_Collected data_.
********************
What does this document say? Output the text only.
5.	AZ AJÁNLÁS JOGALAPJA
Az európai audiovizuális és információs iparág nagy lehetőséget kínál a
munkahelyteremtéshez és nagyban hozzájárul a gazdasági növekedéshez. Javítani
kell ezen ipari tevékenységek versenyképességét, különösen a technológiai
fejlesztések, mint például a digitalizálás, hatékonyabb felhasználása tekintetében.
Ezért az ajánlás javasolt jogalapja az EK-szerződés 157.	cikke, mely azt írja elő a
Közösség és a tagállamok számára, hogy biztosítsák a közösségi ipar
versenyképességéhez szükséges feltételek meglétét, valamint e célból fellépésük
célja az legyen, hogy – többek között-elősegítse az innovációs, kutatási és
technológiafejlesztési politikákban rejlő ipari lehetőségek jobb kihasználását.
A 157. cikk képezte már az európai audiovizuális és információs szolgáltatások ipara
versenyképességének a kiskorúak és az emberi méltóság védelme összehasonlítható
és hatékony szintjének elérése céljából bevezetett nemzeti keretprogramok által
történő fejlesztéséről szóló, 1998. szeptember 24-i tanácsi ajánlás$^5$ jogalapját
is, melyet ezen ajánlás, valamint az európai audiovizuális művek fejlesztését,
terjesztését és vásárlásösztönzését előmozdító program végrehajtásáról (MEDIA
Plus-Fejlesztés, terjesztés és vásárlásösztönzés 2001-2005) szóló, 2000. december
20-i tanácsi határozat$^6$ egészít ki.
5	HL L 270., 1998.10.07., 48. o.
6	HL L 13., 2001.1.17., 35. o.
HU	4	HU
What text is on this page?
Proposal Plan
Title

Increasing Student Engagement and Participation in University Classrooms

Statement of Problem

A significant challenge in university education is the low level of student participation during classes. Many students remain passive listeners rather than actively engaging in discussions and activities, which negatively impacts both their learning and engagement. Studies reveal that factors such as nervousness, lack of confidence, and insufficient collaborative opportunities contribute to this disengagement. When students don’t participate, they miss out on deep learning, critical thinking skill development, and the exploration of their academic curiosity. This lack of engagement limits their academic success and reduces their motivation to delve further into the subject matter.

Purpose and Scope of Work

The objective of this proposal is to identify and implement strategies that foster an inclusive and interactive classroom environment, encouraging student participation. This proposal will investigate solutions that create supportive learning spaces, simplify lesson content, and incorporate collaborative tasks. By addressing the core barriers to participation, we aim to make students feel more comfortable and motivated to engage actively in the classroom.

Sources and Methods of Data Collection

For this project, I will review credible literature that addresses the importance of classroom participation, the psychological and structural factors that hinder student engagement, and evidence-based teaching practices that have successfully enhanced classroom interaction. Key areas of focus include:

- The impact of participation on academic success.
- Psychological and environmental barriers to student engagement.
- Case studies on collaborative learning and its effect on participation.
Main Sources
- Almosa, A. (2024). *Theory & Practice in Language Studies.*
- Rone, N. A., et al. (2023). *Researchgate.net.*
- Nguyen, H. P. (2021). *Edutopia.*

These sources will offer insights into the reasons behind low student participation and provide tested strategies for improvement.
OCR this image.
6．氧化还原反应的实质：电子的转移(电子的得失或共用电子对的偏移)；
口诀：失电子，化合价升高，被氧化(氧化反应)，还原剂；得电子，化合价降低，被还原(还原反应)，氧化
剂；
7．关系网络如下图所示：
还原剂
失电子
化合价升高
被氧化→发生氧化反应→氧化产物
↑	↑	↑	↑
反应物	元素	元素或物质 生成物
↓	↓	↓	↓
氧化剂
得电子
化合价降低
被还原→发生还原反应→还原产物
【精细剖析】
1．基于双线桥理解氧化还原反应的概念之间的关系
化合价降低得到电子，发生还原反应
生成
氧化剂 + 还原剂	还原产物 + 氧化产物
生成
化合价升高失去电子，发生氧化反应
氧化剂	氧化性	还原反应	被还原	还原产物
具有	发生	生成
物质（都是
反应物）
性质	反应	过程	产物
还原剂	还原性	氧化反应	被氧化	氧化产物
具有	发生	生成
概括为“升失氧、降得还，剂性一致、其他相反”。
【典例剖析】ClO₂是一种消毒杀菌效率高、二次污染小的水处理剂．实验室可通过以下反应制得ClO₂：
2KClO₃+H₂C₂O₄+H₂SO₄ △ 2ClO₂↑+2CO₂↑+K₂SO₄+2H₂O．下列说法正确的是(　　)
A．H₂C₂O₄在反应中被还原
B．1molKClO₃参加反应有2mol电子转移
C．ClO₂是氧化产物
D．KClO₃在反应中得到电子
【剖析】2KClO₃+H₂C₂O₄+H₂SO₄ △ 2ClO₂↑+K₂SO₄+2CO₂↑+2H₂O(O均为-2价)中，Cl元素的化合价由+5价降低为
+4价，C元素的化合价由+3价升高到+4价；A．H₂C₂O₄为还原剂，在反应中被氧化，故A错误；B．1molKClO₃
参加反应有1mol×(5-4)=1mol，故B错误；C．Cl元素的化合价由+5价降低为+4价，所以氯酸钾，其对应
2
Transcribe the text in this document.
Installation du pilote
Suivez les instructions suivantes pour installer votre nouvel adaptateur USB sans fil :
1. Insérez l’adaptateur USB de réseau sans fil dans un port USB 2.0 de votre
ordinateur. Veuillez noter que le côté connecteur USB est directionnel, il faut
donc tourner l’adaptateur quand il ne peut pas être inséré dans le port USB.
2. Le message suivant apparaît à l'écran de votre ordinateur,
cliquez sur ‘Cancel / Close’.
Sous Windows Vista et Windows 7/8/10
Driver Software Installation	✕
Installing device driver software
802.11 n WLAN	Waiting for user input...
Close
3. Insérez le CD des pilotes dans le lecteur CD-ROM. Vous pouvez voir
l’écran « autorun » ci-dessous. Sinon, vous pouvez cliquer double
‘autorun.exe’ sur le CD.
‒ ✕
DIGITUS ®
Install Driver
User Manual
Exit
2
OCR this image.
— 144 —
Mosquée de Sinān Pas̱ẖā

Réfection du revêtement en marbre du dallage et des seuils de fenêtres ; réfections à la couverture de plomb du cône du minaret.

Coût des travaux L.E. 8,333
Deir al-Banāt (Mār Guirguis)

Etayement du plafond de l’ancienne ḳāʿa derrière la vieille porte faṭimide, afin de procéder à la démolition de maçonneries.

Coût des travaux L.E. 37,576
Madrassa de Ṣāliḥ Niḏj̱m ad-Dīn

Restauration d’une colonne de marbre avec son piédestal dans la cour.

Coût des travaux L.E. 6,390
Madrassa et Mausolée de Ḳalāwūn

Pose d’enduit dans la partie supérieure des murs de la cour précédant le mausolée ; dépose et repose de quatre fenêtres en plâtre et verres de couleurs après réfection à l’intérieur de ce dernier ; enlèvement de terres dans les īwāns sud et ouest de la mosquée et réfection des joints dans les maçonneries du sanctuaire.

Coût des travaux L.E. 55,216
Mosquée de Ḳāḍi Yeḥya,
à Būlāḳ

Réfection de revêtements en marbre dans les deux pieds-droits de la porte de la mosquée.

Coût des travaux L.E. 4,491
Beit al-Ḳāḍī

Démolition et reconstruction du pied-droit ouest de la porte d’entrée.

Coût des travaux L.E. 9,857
********************
Copy all lines from the material that contain "marbre".

_Response_.
Réfection du revêtement en marbre du dallage et des seuils de fenêtres ; réfections à la couverture de plomb du cône du minaret.
Restauration d’une colonne de marbre avec son piédestal dans la cour.
Réfection de revêtements en marbre dans les deux pieds-droits de la porte de la mosquée.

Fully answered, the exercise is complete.